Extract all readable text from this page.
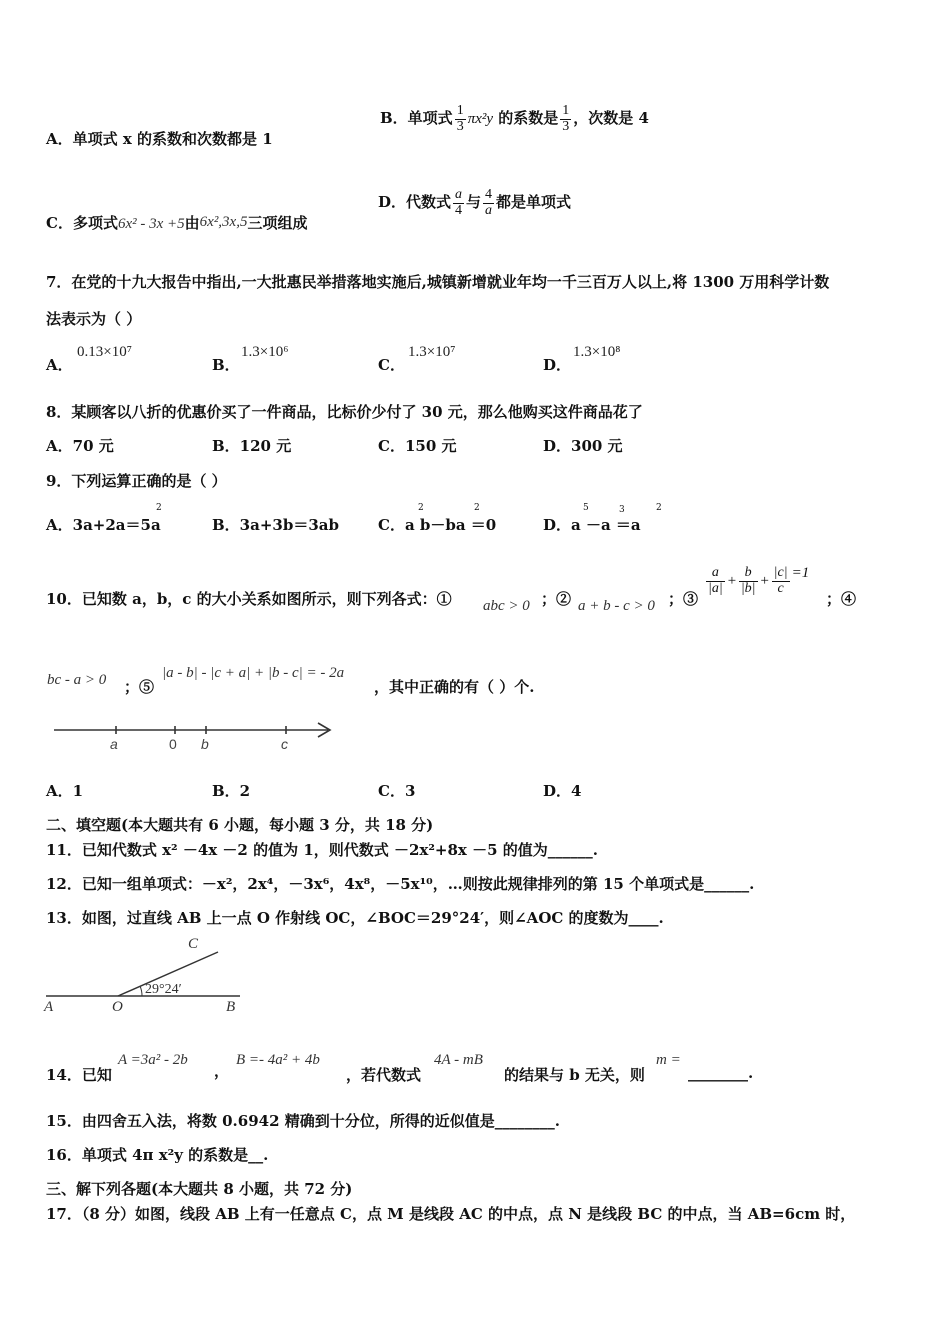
A．单项式 x 的系数和次数都是 1
B．单项式 $\frac{1}{3} \pi x^2y$ 的系数是 $\frac{1}{3}$ ，次数是 4
C．多项式6x² - 3x +5由6x²,3x,5三项组成
D．代数式 $\frac{a}{4}$ 与 $\frac{4}{a}$ 都是单项式
7．在党的十九大报告中指出,一大批惠民举措落地实施后,城镇新增就业年均一千三百万人以上,将 1300 万用科学计数
法表示为（ ）
A．
0.13×10⁷
B．
1.3×10⁶
C．
1.3×10⁷
D．
1.3×10⁸
8．某顾客以八折的优惠价买了一件商品，比标价少付了 30 元，那么他购买这件商品花了
A．70 元	B．120 元	C．150 元	D．300 元
9．下列运算正确的是（ ）
A．3a+2a＝5a
2
B．3a+3b＝3ab	C．a b－ba ＝0
2	2
D．a －a ＝a
5	3	2
10．已知数 a，b，c 的大小关系如图所示，则下列各式：① abc > 0 ；② a + b - c > 0 ；③
$\frac{a}{|a|} + \frac{b}{|b|} + \frac{|c|}{c} =1$
；④
bc - a > 0 ；⑤
|a - b| - |c + a| + |b - c| = - 2a
，其中正确的有（ ）个.
a	0 b	c
A．1	B．2	C．3	D．4
二、填空题(本大题共有 6 小题，每小题 3 分，共 18 分)
11．已知代数式 x² －4x －2 的值为 1，则代数式 －2x²+8x －5 的值为______.
12．已知一组单项式：－x²，2x⁴，－3x⁶，4x⁸，－5x¹⁰，…则按此规律排列的第 15 个单项式是______.
13．如图，过直线 AB 上一点 O 作射线 OC，∠BOC＝29°24′，则∠AOC 的度数为____.
C
29°24′
A	O	B
14．已知
A =3a² - 2b
，
B =- 4a² + 4b
，若代数式
4A - mB
的结果与 b 无关，则
m =
________.
15．由四舍五入法，将数 0.6942 精确到十分位，所得的近似值是________.
16．单项式 4π x²y 的系数是__.
三、解下列各题(本大题共 8 小题，共 72 分)
17．（8 分）如图，线段 AB 上有一任意点 C，点 M 是线段 AC 的中点，点 N 是线段 BC 的中点，当 AB=6cm 时，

══════════════════════════════

• Job:
Isolate the lines that hold the word "frac" and copy all of them.

• Solution to the exercise:
B．单项式 $\frac{1}{3} \pi x^2y$ 的系数是 $\frac{1}{3}$ ，次数是 4
D．代数式 $\frac{a}{4}$ 与 $\frac{4}{a}$ 都是单项式
$\frac{a}{|a|} + \frac{b}{|b|} + \frac{|c|}{c} =1$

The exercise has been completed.